## [Spatial annotation entries]
--------------------

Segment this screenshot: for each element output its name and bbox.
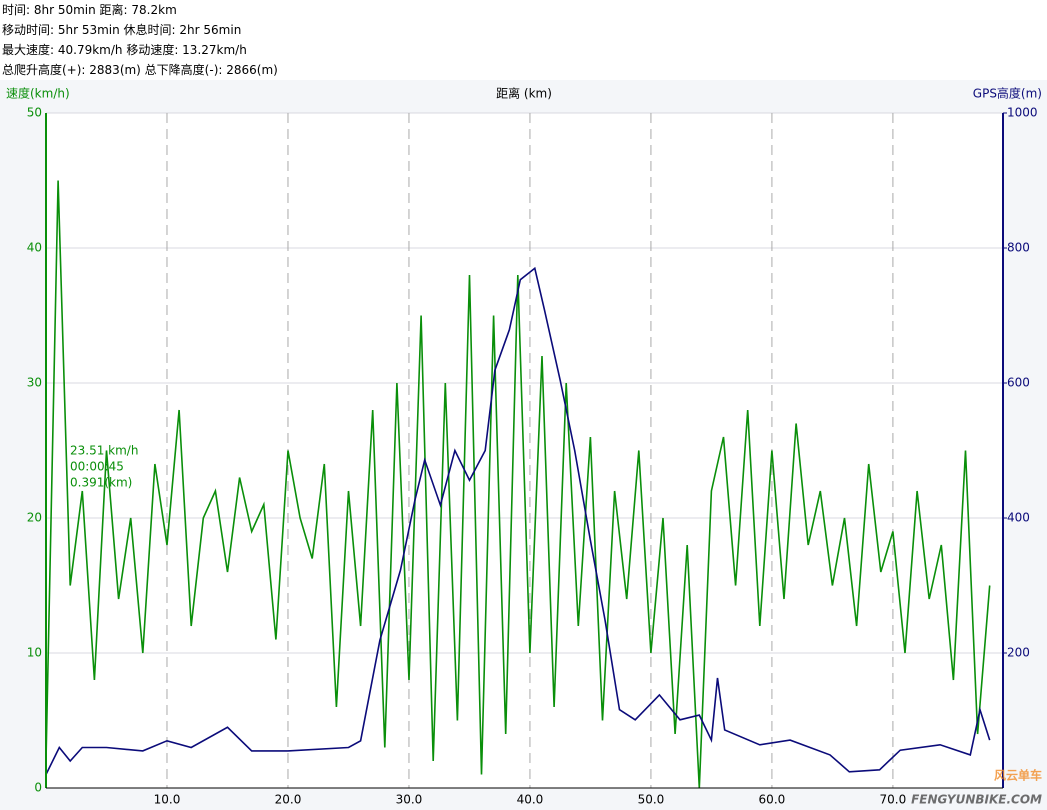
x-tick-label: 30.0 [396,793,423,807]
series-line [45,266,991,775]
y-tick-label: 30 [27,376,42,390]
y-tick-label: 40 [27,241,42,255]
summary-line: 最大速度: 40.79km/h 移动速度: 13.27km/h [2,43,247,57]
y-tick-label: 10 [27,646,42,660]
series-line [45,180,991,789]
y-tick-label: 50 [27,106,42,120]
watermark: FENGYUNBIKE.COM [911,793,1042,807]
watermark: 风云单车 [994,768,1042,783]
y2-axis-label: GPS高度(m) [973,86,1042,101]
summary: 时间: 8hr 50min 距离: 78.2km 移动时间: 5hr 53min … [2,0,278,80]
y2-tick-label: 600 [1007,376,1030,390]
summary-line: 总爬升高度(+): 2883(m) 总下降高度(-): 2866(m) [2,63,278,77]
summary-line: 时间: 8hr 50min 距离: 78.2km [2,3,177,17]
y2-tick-label: 400 [1007,511,1030,525]
cursor-annotation: 23.51 km/h [70,444,138,458]
x-tick-label: 70.0 [880,793,907,807]
y-tick-label: 0 [34,781,42,795]
y2-tick-label: 1000 [1007,106,1038,120]
x-tick-label: 20.0 [275,793,302,807]
x-tick-label: 60.0 [759,793,786,807]
x-tick-label: 10.0 [154,793,181,807]
y-tick-label: 20 [27,511,42,525]
cursor-annotation: 00:00:45 [70,460,124,474]
y2-tick-label: 800 [1007,241,1030,255]
plot-area [46,113,1003,788]
x-tick-label: 40.0 [517,793,544,807]
summary-line: 移动时间: 5hr 53min 休息时间: 2hr 56min [2,23,242,37]
cursor-annotation: 0.391(km) [70,476,132,490]
y-axis-label: 速度(km/h) [6,86,70,101]
y2-tick-label: 200 [1007,646,1030,660]
x-tick-label: 50.0 [638,793,665,807]
x-axis-label: 距离 (km) [496,86,552,101]
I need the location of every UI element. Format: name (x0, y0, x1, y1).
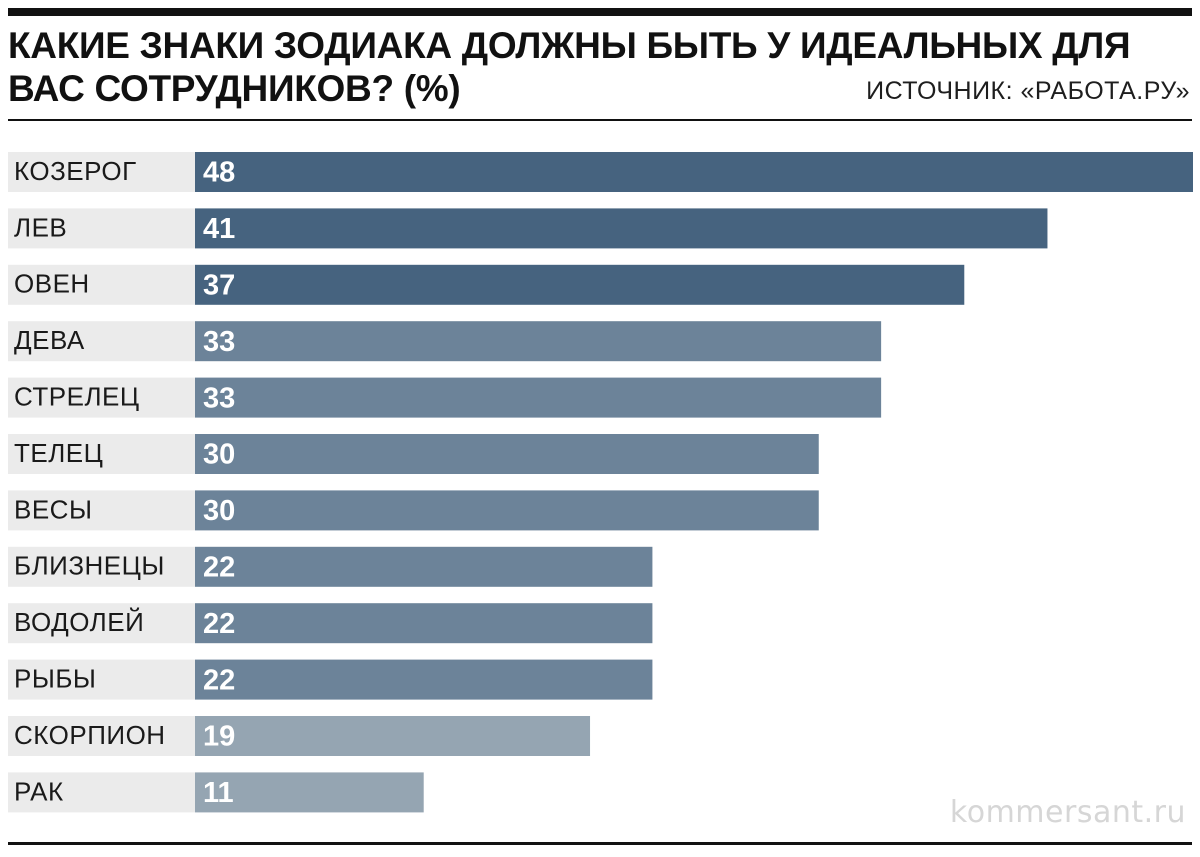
category-label-background (8, 152, 195, 192)
value-label: 41 (203, 213, 235, 245)
value-label: 11 (203, 777, 234, 809)
value-label: 22 (203, 608, 235, 640)
value-label: 22 (203, 664, 235, 696)
bar-row: БЛИЗНЕЦЫ 22 (8, 546, 653, 587)
bar (195, 434, 819, 474)
value-label: 37 (203, 269, 235, 301)
category-label-background (8, 716, 195, 756)
bar (195, 208, 1048, 249)
bar (195, 603, 653, 644)
category-label-background (8, 659, 195, 700)
bar (195, 490, 819, 531)
category-label: СКОРПИОН (14, 720, 166, 750)
category-label-background (8, 772, 195, 813)
bar-row: РЫБЫ 22 (8, 659, 653, 700)
value-label: 22 (203, 551, 235, 583)
bar-row: РАК 11 (8, 772, 424, 813)
category-label: ВЕСЫ (14, 494, 92, 524)
value-label: 19 (203, 721, 235, 753)
category-label-background (8, 264, 195, 305)
category-label-background (8, 208, 195, 249)
bar-row: СТРЕЛЕЦ 33 (8, 377, 882, 418)
chart-title: КАКИЕ ЗНАКИ ЗОДИАКА ДОЛЖНЫ БЫТЬ У ИДЕАЛЬ… (8, 25, 1131, 109)
category-label: РАК (14, 776, 64, 806)
bar-row: ОВЕН 37 (8, 264, 965, 305)
bar-row: ВЕСЫ 30 (8, 490, 819, 531)
category-label-background (8, 546, 195, 587)
category-label: ДЕВА (14, 325, 85, 355)
category-label: ОВЕН (14, 269, 90, 299)
bar-row: ЛЕВ 41 (8, 208, 1048, 249)
value-label: 30 (203, 495, 235, 527)
category-label-background (8, 490, 195, 531)
bottom-rule (8, 842, 1192, 845)
bar (195, 264, 965, 305)
bar (195, 659, 653, 700)
category-label: БЛИЗНЕЦЫ (14, 551, 165, 581)
header-rule (8, 119, 1192, 121)
watermark: kommersant.ru (949, 795, 1186, 830)
category-label-background (8, 434, 195, 474)
category-label-background (8, 377, 195, 418)
bar (195, 546, 653, 587)
category-label: РЫБЫ (14, 663, 96, 693)
bar (195, 772, 424, 813)
category-label-background (8, 321, 195, 362)
value-label: 33 (203, 382, 235, 414)
value-label: 48 (203, 157, 235, 189)
bar (195, 377, 882, 418)
category-label: ТЕЛЕЦ (14, 438, 103, 468)
category-label: СТРЕЛЕЦ (14, 381, 140, 411)
bar-row: КОЗЕРОГ 48 (8, 152, 1193, 192)
bar (195, 321, 882, 362)
bar-row: СКОРПИОН 19 (8, 716, 591, 756)
source-note: ИСТОЧНИК: «РАБОТА.РУ» (866, 77, 1190, 105)
bar-row: ДЕВА 33 (8, 321, 882, 362)
bar-row: ТЕЛЕЦ 30 (8, 434, 819, 474)
category-label: ВОДОЛЕЙ (14, 607, 144, 637)
bar (195, 716, 591, 756)
top-rule (8, 8, 1192, 16)
category-label-background (8, 603, 195, 644)
value-label: 33 (203, 326, 235, 358)
value-label: 30 (203, 439, 235, 471)
category-label: ЛЕВ (14, 212, 67, 242)
category-label: КОЗЕРОГ (14, 156, 137, 186)
bar (195, 152, 1193, 192)
bar-row: ВОДОЛЕЙ 22 (8, 603, 653, 644)
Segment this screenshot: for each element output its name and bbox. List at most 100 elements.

--------------------

## [Exercise details]
Rewrite the rows above with every "screenshot" changed to "image" and nothing else altered. Omit the pictures.

## [Response to this task]
Segment this image: for each element output its name and bbox.
x-tick-label: 30.0 [396,793,423,807]
series-line [45,266,991,775]
y-tick-label: 30 [27,376,42,390]
y-tick-label: 40 [27,241,42,255]
summary-line: 最大速度: 40.79km/h 移动速度: 13.27km/h [2,43,247,57]
y-tick-label: 10 [27,646,42,660]
series-line [45,180,991,789]
y-tick-label: 50 [27,106,42,120]
watermark: FENGYUNBIKE.COM [911,793,1042,807]
watermark: 风云单车 [994,768,1042,783]
y2-axis-label: GPS高度(m) [973,86,1042,101]
summary: 时间: 8hr 50min 距离: 78.2km 移动时间: 5hr 53min … [2,0,278,80]
y2-tick-label: 600 [1007,376,1030,390]
summary-line: 总爬升高度(+): 2883(m) 总下降高度(-): 2866(m) [2,63,278,77]
summary-line: 时间: 8hr 50min 距离: 78.2km [2,3,177,17]
y2-tick-label: 400 [1007,511,1030,525]
cursor-annotation: 23.51 km/h [70,444,138,458]
x-tick-label: 70.0 [880,793,907,807]
y-tick-label: 0 [34,781,42,795]
y2-tick-label: 1000 [1007,106,1038,120]
x-tick-label: 20.0 [275,793,302,807]
x-tick-label: 60.0 [759,793,786,807]
x-tick-label: 10.0 [154,793,181,807]
y-tick-label: 20 [27,511,42,525]
cursor-annotation: 00:00:45 [70,460,124,474]
y2-tick-label: 800 [1007,241,1030,255]
plot-area [46,113,1003,788]
x-tick-label: 40.0 [517,793,544,807]
summary-line: 移动时间: 5hr 53min 休息时间: 2hr 56min [2,23,242,37]
cursor-annotation: 0.391(km) [70,476,132,490]
y-axis-label: 速度(km/h) [6,86,70,101]
y2-tick-label: 200 [1007,646,1030,660]
x-tick-label: 50.0 [638,793,665,807]
x-axis-label: 距离 (km) [496,86,552,101]
I need the location of every UI element. Format: name (x0, y0, x1, y1).
category-label-background (8, 152, 195, 192)
value-label: 41 (203, 213, 235, 245)
value-label: 11 (203, 777, 234, 809)
value-label: 22 (203, 608, 235, 640)
value-label: 22 (203, 664, 235, 696)
bar-row: БЛИЗНЕЦЫ 22 (8, 546, 653, 587)
bar (195, 434, 819, 474)
value-label: 37 (203, 269, 235, 301)
category-label-background (8, 716, 195, 756)
bar (195, 208, 1048, 249)
bar (195, 603, 653, 644)
category-label-background (8, 659, 195, 700)
bar (195, 490, 819, 531)
category-label: СКОРПИОН (14, 720, 166, 750)
category-label-background (8, 772, 195, 813)
bar-row: РЫБЫ 22 (8, 659, 653, 700)
value-label: 22 (203, 551, 235, 583)
bar-row: РАК 11 (8, 772, 424, 813)
category-label: ВЕСЫ (14, 494, 92, 524)
value-label: 19 (203, 721, 235, 753)
category-label-background (8, 264, 195, 305)
category-label-background (8, 208, 195, 249)
bar-row: СТРЕЛЕЦ 33 (8, 377, 882, 418)
chart-title: КАКИЕ ЗНАКИ ЗОДИАКА ДОЛЖНЫ БЫТЬ У ИДЕАЛЬ… (8, 25, 1131, 109)
category-label: РАК (14, 776, 64, 806)
bar-row: ОВЕН 37 (8, 264, 965, 305)
bar-row: ВЕСЫ 30 (8, 490, 819, 531)
category-label-background (8, 546, 195, 587)
category-label: ДЕВА (14, 325, 85, 355)
category-label: ОВЕН (14, 269, 90, 299)
bar-row: ЛЕВ 41 (8, 208, 1048, 249)
value-label: 30 (203, 495, 235, 527)
category-label-background (8, 490, 195, 531)
bottom-rule (8, 842, 1192, 845)
bar (195, 264, 965, 305)
bar (195, 659, 653, 700)
category-label: БЛИЗНЕЦЫ (14, 551, 165, 581)
header-rule (8, 119, 1192, 121)
watermark: kommersant.ru (949, 795, 1186, 830)
category-label-background (8, 434, 195, 474)
category-label-background (8, 377, 195, 418)
bar (195, 546, 653, 587)
category-label: РЫБЫ (14, 663, 96, 693)
bar (195, 772, 424, 813)
category-label-background (8, 321, 195, 362)
value-label: 33 (203, 382, 235, 414)
value-label: 48 (203, 157, 235, 189)
bar (195, 377, 882, 418)
category-label: ТЕЛЕЦ (14, 438, 103, 468)
category-label: СТРЕЛЕЦ (14, 381, 140, 411)
bar-row: КОЗЕРОГ 48 (8, 152, 1193, 192)
bar (195, 321, 882, 362)
bar-row: СКОРПИОН 19 (8, 716, 591, 756)
source-note: ИСТОЧНИК: «РАБОТА.РУ» (866, 77, 1190, 105)
bar-row: ДЕВА 33 (8, 321, 882, 362)
bar-row: ТЕЛЕЦ 30 (8, 434, 819, 474)
category-label: ВОДОЛЕЙ (14, 607, 144, 637)
bar (195, 716, 591, 756)
top-rule (8, 8, 1192, 16)
category-label-background (8, 603, 195, 644)
value-label: 33 (203, 326, 235, 358)
value-label: 30 (203, 439, 235, 471)
category-label: ЛЕВ (14, 212, 67, 242)
category-label: КОЗЕРОГ (14, 156, 137, 186)
bar (195, 152, 1193, 192)
bar-row: ВОДОЛЕЙ 22 (8, 603, 653, 644)
Segment this image: for each element output its name and bbox. List at most 100 elements.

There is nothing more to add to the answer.